• [DATA IN THIS EXERCISE]

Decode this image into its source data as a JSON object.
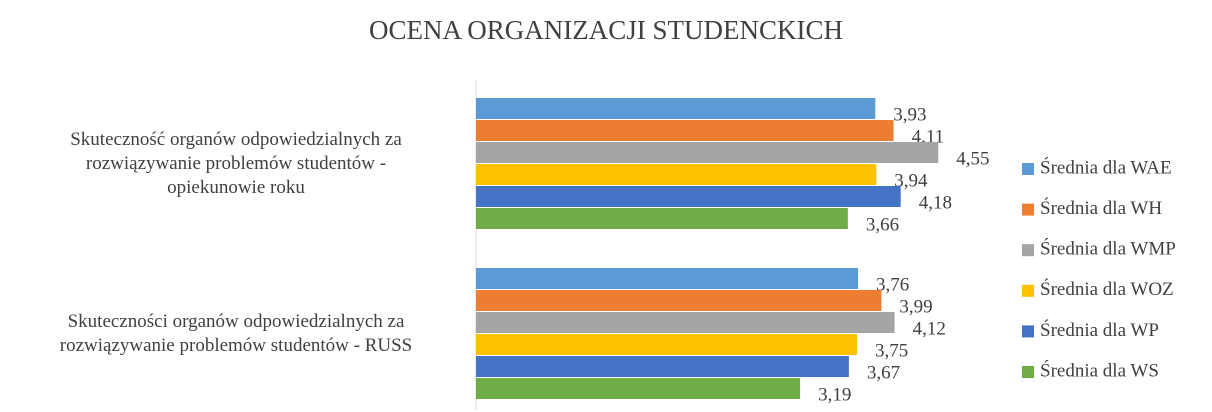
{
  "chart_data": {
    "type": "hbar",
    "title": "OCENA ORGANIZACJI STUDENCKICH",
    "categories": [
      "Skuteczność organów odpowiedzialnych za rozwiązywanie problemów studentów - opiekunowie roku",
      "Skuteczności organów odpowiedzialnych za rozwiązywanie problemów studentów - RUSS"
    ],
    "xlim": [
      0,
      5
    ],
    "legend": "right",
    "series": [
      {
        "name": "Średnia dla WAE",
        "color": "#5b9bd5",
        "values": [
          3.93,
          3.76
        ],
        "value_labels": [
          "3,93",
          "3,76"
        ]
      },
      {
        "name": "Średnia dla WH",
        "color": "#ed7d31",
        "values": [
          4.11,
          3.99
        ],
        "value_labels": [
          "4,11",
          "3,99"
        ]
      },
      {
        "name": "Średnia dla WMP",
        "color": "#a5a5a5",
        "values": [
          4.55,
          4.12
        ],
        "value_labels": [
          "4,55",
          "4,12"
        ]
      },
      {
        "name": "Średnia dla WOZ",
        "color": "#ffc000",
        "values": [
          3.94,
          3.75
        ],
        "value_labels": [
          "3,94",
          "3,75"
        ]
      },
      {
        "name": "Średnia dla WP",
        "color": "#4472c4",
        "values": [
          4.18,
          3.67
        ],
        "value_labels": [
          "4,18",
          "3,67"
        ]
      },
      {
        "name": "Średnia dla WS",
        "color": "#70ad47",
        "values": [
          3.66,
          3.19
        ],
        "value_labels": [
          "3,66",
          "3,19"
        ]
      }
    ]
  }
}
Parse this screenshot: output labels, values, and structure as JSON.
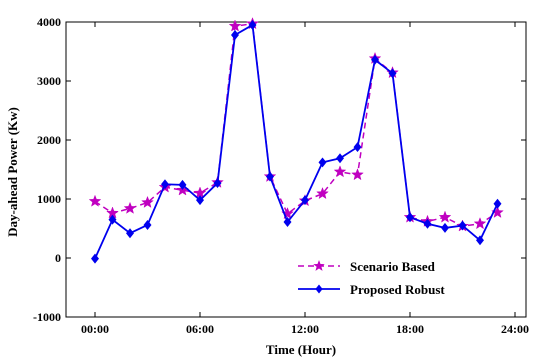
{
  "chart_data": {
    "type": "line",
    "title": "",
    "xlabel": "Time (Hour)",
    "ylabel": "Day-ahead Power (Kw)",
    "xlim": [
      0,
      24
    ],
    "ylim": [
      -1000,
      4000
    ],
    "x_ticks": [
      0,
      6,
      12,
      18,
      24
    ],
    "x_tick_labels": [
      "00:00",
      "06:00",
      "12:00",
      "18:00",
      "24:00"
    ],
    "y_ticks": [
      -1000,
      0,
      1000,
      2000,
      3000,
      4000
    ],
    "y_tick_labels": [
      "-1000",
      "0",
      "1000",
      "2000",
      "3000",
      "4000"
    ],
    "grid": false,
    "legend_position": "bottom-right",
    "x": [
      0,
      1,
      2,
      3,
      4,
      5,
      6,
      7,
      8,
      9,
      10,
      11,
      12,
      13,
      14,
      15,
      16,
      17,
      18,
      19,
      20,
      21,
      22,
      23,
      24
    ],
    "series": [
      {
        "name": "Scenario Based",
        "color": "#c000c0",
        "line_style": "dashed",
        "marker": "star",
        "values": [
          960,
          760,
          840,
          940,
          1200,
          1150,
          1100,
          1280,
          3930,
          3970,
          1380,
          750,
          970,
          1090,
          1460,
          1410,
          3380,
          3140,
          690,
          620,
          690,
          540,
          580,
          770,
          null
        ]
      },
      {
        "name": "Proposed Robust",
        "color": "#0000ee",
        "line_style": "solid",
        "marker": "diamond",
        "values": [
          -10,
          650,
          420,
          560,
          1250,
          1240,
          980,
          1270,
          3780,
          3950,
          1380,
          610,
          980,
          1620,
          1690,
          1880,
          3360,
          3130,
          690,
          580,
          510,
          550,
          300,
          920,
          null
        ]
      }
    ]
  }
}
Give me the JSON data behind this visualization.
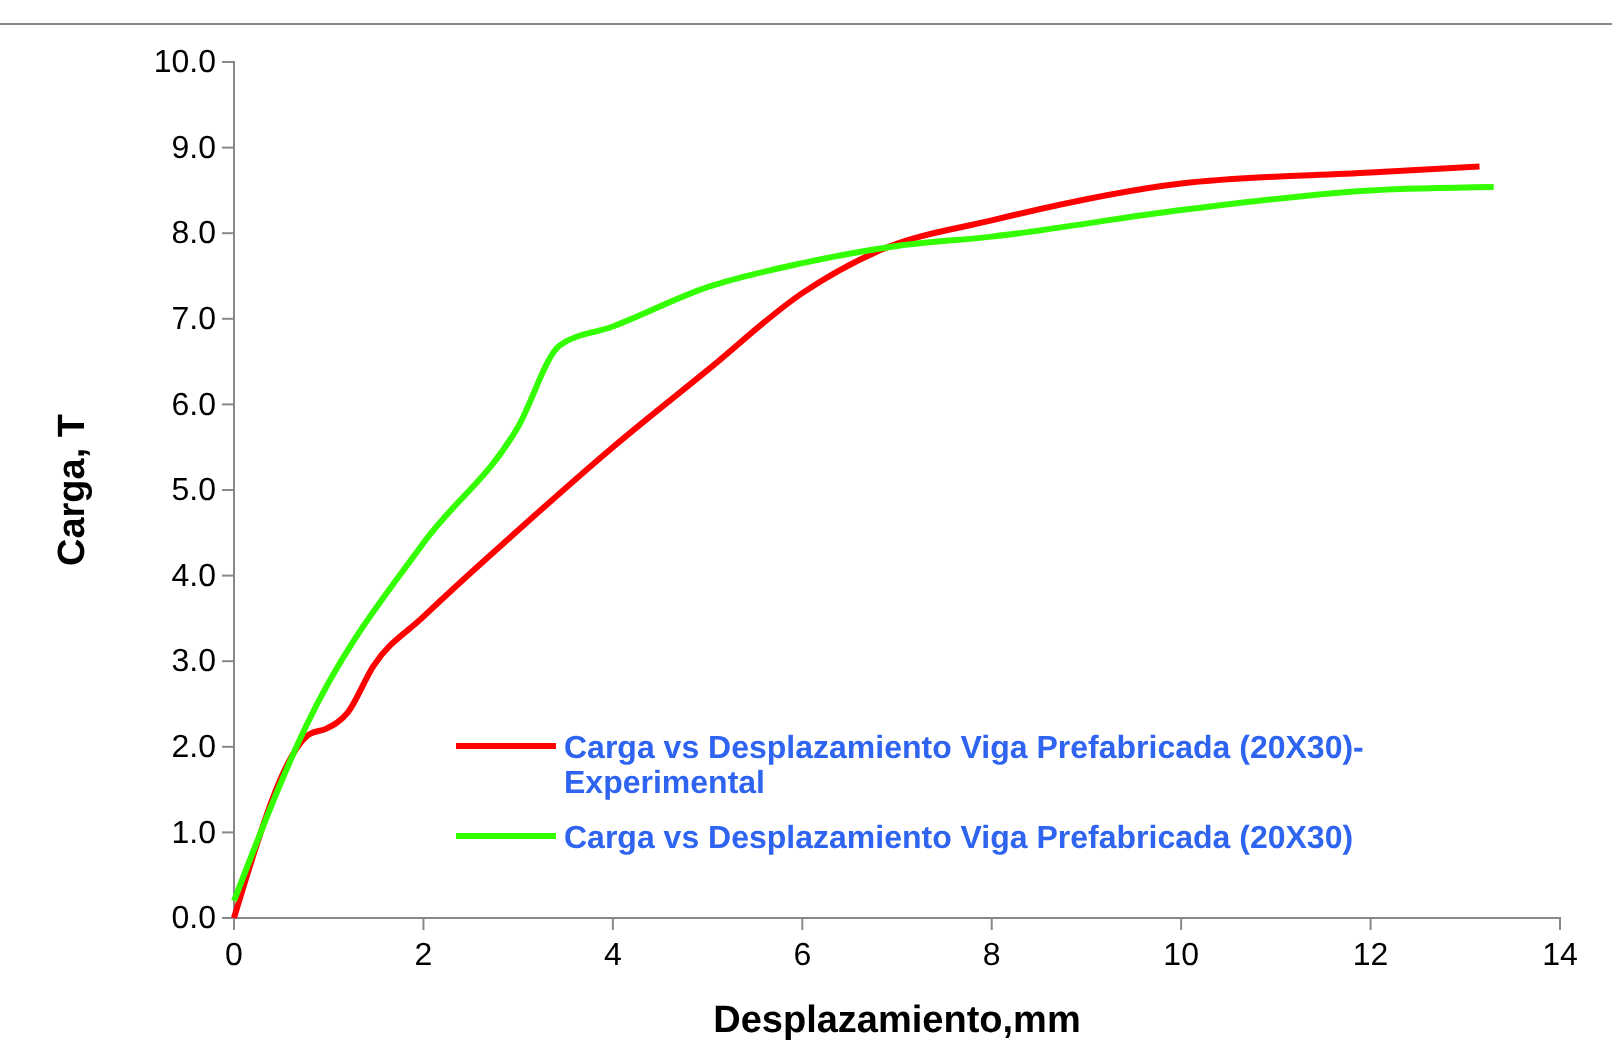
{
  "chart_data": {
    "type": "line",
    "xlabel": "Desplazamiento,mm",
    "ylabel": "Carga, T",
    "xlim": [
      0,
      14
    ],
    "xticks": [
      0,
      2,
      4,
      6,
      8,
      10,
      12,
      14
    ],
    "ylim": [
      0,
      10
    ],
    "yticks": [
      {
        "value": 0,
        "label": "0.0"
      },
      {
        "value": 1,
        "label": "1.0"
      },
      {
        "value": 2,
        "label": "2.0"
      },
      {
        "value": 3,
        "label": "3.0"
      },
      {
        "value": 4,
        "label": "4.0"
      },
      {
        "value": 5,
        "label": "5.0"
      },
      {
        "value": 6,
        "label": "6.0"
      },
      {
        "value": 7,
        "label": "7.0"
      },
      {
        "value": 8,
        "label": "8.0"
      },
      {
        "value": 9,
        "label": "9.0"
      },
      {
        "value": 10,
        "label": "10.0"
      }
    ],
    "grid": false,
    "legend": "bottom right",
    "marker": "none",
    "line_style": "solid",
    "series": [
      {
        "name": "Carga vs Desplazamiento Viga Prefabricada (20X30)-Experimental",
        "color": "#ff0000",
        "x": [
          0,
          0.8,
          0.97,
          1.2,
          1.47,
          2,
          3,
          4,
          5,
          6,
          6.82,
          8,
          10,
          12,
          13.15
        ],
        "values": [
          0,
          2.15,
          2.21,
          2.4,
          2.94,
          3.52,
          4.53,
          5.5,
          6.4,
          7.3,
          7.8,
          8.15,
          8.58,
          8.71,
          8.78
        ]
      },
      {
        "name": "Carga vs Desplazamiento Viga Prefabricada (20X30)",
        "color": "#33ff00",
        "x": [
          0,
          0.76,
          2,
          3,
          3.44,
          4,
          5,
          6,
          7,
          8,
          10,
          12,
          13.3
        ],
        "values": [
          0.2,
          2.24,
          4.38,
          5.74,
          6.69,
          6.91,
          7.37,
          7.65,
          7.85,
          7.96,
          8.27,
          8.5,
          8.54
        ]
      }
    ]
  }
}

• [EXERCISE DIRECTIONS] Copy all the records above exactly, but leave out the pictures.

• [FINISHED ANSWER]
Decode this image into its source data as a JSON object.
{
  "chart_data": {
    "type": "hbar",
    "title": "OCENA ORGANIZACJI STUDENCKICH",
    "categories": [
      "Skuteczność organów odpowiedzialnych za rozwiązywanie problemów studentów - opiekunowie roku",
      "Skuteczności organów odpowiedzialnych za rozwiązywanie problemów studentów - RUSS"
    ],
    "xlim": [
      0,
      5
    ],
    "legend": "right",
    "series": [
      {
        "name": "Średnia dla WAE",
        "color": "#5b9bd5",
        "values": [
          3.93,
          3.76
        ],
        "value_labels": [
          "3,93",
          "3,76"
        ]
      },
      {
        "name": "Średnia dla WH",
        "color": "#ed7d31",
        "values": [
          4.11,
          3.99
        ],
        "value_labels": [
          "4,11",
          "3,99"
        ]
      },
      {
        "name": "Średnia dla WMP",
        "color": "#a5a5a5",
        "values": [
          4.55,
          4.12
        ],
        "value_labels": [
          "4,55",
          "4,12"
        ]
      },
      {
        "name": "Średnia dla WOZ",
        "color": "#ffc000",
        "values": [
          3.94,
          3.75
        ],
        "value_labels": [
          "3,94",
          "3,75"
        ]
      },
      {
        "name": "Średnia dla WP",
        "color": "#4472c4",
        "values": [
          4.18,
          3.67
        ],
        "value_labels": [
          "4,18",
          "3,67"
        ]
      },
      {
        "name": "Średnia dla WS",
        "color": "#70ad47",
        "values": [
          3.66,
          3.19
        ],
        "value_labels": [
          "3,66",
          "3,19"
        ]
      }
    ]
  }
}
Parse this screenshot: output labels, values, and structure as JSON.
{
  "chart_data": {
    "type": "line",
    "title": "",
    "xlabel": "Time (Hour)",
    "ylabel": "Day-ahead Power (Kw)",
    "xlim": [
      0,
      24
    ],
    "ylim": [
      -1000,
      4000
    ],
    "x_ticks": [
      0,
      6,
      12,
      18,
      24
    ],
    "x_tick_labels": [
      "00:00",
      "06:00",
      "12:00",
      "18:00",
      "24:00"
    ],
    "y_ticks": [
      -1000,
      0,
      1000,
      2000,
      3000,
      4000
    ],
    "y_tick_labels": [
      "-1000",
      "0",
      "1000",
      "2000",
      "3000",
      "4000"
    ],
    "grid": false,
    "legend_position": "bottom-right",
    "x": [
      0,
      1,
      2,
      3,
      4,
      5,
      6,
      7,
      8,
      9,
      10,
      11,
      12,
      13,
      14,
      15,
      16,
      17,
      18,
      19,
      20,
      21,
      22,
      23,
      24
    ],
    "series": [
      {
        "name": "Scenario Based",
        "color": "#c000c0",
        "line_style": "dashed",
        "marker": "star",
        "values": [
          960,
          760,
          840,
          940,
          1200,
          1150,
          1100,
          1280,
          3930,
          3970,
          1380,
          750,
          970,
          1090,
          1460,
          1410,
          3380,
          3140,
          690,
          620,
          690,
          540,
          580,
          770,
          null
        ]
      },
      {
        "name": "Proposed Robust",
        "color": "#0000ee",
        "line_style": "solid",
        "marker": "diamond",
        "values": [
          -10,
          650,
          420,
          560,
          1250,
          1240,
          980,
          1270,
          3780,
          3950,
          1380,
          610,
          980,
          1620,
          1690,
          1880,
          3360,
          3130,
          690,
          580,
          510,
          550,
          300,
          920,
          null
        ]
      }
    ]
  }
}
Give me the JSON data behind this visualization.
{
  "chart_data": {
    "type": "line",
    "xlabel": "Desplazamiento,mm",
    "ylabel": "Carga, T",
    "xlim": [
      0,
      14
    ],
    "xticks": [
      0,
      2,
      4,
      6,
      8,
      10,
      12,
      14
    ],
    "ylim": [
      0,
      10
    ],
    "yticks": [
      {
        "value": 0,
        "label": "0.0"
      },
      {
        "value": 1,
        "label": "1.0"
      },
      {
        "value": 2,
        "label": "2.0"
      },
      {
        "value": 3,
        "label": "3.0"
      },
      {
        "value": 4,
        "label": "4.0"
      },
      {
        "value": 5,
        "label": "5.0"
      },
      {
        "value": 6,
        "label": "6.0"
      },
      {
        "value": 7,
        "label": "7.0"
      },
      {
        "value": 8,
        "label": "8.0"
      },
      {
        "value": 9,
        "label": "9.0"
      },
      {
        "value": 10,
        "label": "10.0"
      }
    ],
    "grid": false,
    "legend": "bottom right",
    "marker": "none",
    "line_style": "solid",
    "series": [
      {
        "name": "Carga vs Desplazamiento Viga Prefabricada (20X30)-Experimental",
        "color": "#ff0000",
        "x": [
          0,
          0.8,
          0.97,
          1.2,
          1.47,
          2,
          3,
          4,
          5,
          6,
          6.82,
          8,
          10,
          12,
          13.15
        ],
        "values": [
          0,
          2.15,
          2.21,
          2.4,
          2.94,
          3.52,
          4.53,
          5.5,
          6.4,
          7.3,
          7.8,
          8.15,
          8.58,
          8.71,
          8.78
        ]
      },
      {
        "name": "Carga vs Desplazamiento Viga Prefabricada (20X30)",
        "color": "#33ff00",
        "x": [
          0,
          0.76,
          2,
          3,
          3.44,
          4,
          5,
          6,
          7,
          8,
          10,
          12,
          13.3
        ],
        "values": [
          0.2,
          2.24,
          4.38,
          5.74,
          6.69,
          6.91,
          7.37,
          7.65,
          7.85,
          7.96,
          8.27,
          8.5,
          8.54
        ]
      }
    ]
  }
}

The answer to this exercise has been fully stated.